### DIRECTIONS FOR THIS TASK
Find all lines in the records that include the word "RVSV", and copy them out.

* Start DATASET RECORDS *

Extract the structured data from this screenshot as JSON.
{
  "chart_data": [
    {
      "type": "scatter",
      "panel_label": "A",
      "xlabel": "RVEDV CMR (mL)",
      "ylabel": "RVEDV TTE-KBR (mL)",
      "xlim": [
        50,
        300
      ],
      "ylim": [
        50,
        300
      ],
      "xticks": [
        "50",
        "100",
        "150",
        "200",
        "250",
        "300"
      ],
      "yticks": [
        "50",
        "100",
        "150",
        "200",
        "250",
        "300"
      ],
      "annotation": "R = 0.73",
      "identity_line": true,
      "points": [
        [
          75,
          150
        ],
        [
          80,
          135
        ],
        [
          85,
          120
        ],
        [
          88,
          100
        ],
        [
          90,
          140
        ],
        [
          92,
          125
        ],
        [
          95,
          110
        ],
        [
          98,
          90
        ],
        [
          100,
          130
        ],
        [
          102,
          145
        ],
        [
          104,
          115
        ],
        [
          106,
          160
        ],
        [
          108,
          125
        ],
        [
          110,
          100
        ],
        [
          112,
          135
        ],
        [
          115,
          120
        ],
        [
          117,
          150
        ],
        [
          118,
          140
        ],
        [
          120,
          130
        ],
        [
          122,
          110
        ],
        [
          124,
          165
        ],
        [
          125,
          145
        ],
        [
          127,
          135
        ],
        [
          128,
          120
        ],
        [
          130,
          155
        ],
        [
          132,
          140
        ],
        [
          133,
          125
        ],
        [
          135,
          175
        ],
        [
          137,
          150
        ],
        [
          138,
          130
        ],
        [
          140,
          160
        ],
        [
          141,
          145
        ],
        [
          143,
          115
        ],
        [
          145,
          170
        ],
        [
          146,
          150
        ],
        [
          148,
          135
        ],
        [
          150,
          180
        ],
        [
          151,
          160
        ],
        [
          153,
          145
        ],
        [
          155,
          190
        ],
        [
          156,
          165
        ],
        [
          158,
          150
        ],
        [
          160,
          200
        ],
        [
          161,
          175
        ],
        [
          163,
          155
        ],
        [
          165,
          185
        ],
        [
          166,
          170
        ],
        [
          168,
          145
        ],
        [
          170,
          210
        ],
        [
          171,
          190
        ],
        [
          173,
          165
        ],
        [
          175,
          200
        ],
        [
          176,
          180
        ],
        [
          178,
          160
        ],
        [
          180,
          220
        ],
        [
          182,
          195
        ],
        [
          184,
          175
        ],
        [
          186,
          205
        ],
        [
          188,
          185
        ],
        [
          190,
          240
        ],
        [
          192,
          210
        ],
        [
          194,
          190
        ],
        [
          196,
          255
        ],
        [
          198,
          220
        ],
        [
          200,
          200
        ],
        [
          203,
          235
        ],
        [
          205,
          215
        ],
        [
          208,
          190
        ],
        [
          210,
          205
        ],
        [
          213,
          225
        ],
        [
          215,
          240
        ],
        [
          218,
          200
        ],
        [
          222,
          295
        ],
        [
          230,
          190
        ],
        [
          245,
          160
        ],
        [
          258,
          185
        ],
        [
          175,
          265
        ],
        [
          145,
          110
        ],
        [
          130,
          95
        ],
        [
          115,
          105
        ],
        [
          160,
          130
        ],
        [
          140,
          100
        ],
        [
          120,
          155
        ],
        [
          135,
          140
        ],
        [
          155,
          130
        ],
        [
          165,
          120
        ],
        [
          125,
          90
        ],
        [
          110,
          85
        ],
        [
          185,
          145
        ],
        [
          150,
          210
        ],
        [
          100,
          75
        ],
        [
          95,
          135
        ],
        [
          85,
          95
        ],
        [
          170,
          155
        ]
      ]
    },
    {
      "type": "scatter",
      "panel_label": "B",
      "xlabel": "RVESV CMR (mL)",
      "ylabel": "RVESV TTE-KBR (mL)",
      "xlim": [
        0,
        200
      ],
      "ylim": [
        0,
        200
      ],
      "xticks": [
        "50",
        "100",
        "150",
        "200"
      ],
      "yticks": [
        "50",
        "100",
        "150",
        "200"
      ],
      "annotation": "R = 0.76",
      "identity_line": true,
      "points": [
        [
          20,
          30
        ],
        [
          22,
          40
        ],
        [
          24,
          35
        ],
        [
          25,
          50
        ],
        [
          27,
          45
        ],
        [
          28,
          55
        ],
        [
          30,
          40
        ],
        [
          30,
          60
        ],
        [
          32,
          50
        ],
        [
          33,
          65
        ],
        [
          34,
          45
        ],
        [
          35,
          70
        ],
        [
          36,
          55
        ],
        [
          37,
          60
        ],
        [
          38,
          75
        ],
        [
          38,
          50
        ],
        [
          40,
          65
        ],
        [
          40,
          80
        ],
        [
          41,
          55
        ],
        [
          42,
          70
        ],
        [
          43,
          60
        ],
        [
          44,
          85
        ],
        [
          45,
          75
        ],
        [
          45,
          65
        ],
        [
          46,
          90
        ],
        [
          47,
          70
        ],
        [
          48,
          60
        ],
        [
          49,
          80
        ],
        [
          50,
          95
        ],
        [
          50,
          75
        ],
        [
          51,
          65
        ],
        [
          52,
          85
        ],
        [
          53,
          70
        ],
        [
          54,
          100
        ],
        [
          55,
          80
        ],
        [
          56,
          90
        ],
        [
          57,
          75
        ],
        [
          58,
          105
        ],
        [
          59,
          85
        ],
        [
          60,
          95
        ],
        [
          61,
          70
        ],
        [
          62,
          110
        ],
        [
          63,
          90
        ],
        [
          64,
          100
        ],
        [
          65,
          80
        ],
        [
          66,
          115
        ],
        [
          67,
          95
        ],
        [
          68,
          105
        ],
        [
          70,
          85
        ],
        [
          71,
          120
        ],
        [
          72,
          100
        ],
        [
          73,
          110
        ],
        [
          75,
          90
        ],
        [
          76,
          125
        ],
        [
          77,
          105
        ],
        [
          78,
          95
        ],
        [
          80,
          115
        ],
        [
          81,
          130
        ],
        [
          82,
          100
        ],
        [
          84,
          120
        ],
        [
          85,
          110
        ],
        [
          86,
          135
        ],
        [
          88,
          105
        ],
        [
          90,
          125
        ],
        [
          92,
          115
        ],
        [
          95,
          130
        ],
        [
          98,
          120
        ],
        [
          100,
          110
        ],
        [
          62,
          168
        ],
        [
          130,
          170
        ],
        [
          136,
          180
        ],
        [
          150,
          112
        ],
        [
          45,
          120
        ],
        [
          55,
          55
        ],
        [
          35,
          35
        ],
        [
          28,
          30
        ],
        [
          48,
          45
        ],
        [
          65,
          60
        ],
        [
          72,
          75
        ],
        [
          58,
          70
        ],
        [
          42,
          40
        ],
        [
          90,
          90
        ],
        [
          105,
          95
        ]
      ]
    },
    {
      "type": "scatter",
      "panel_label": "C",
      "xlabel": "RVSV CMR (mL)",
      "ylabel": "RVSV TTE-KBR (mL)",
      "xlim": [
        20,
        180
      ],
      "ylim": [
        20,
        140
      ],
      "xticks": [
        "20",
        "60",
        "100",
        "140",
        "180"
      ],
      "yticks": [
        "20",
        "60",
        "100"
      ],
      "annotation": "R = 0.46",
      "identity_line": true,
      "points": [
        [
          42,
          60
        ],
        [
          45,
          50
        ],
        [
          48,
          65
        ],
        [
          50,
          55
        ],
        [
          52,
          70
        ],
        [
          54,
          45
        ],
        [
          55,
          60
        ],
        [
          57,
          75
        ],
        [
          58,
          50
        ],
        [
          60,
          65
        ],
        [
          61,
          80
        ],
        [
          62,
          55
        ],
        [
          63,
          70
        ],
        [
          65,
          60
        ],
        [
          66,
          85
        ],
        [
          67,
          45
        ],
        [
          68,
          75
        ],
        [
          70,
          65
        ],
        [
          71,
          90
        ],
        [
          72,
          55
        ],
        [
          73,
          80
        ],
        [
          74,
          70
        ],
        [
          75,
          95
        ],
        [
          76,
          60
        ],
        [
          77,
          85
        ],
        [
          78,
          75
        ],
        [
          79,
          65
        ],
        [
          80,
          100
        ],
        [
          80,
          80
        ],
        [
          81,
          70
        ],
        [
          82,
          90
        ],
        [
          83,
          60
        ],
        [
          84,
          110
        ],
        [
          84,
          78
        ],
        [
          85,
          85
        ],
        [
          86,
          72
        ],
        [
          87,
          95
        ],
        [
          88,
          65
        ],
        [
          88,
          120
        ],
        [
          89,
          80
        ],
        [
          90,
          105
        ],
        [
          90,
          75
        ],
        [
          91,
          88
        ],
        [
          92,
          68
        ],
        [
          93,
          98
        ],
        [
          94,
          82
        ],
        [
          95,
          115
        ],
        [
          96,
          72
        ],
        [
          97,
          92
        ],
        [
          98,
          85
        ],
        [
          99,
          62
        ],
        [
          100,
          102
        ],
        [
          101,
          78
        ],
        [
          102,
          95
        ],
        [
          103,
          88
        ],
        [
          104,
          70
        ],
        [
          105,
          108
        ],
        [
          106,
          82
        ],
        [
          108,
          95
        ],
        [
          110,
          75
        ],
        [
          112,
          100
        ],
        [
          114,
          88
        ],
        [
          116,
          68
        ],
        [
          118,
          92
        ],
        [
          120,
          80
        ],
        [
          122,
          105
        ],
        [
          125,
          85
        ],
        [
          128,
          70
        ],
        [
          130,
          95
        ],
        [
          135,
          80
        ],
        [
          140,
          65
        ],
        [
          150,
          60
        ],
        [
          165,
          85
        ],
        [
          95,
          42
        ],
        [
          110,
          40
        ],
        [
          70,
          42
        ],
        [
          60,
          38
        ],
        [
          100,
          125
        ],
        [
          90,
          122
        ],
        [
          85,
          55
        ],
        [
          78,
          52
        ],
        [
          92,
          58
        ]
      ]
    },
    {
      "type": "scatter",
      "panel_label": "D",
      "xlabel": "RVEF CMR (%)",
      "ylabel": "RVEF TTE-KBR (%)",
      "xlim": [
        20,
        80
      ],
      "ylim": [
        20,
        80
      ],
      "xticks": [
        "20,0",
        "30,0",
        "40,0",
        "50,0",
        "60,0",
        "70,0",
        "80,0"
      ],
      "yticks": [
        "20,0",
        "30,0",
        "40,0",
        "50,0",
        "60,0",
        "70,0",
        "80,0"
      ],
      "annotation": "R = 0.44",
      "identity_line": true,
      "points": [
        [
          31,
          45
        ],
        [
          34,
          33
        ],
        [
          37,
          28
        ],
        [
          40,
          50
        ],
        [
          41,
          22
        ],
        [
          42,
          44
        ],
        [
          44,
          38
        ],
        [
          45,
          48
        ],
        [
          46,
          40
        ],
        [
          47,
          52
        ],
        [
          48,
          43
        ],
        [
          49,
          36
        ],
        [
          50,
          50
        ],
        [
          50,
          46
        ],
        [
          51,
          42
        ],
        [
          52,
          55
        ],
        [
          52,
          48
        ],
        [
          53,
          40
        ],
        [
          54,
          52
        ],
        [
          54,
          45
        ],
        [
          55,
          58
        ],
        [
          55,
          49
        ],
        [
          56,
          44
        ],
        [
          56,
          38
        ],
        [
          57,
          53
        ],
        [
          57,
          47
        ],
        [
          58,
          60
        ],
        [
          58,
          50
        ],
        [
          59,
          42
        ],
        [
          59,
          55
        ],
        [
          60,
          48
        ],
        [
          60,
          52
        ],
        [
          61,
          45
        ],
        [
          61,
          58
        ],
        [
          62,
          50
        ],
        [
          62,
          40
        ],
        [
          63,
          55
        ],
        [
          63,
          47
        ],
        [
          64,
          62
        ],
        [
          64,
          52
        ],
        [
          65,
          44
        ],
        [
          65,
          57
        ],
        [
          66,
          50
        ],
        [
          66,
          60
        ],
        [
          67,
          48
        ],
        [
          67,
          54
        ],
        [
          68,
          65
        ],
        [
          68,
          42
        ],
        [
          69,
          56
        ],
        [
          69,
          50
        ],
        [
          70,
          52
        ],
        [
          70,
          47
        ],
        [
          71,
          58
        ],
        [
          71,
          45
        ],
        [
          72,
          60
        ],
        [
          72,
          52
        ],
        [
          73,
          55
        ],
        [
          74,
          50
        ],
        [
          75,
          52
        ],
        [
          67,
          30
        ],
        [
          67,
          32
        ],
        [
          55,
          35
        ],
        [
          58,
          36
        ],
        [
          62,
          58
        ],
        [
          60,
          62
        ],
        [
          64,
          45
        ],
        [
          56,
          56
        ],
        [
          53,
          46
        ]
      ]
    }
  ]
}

* End DATASET RECORDS *

### RESULT
      "xlabel": "RVSV CMR (mL)",
      "ylabel": "RVSV TTE-KBR (mL)",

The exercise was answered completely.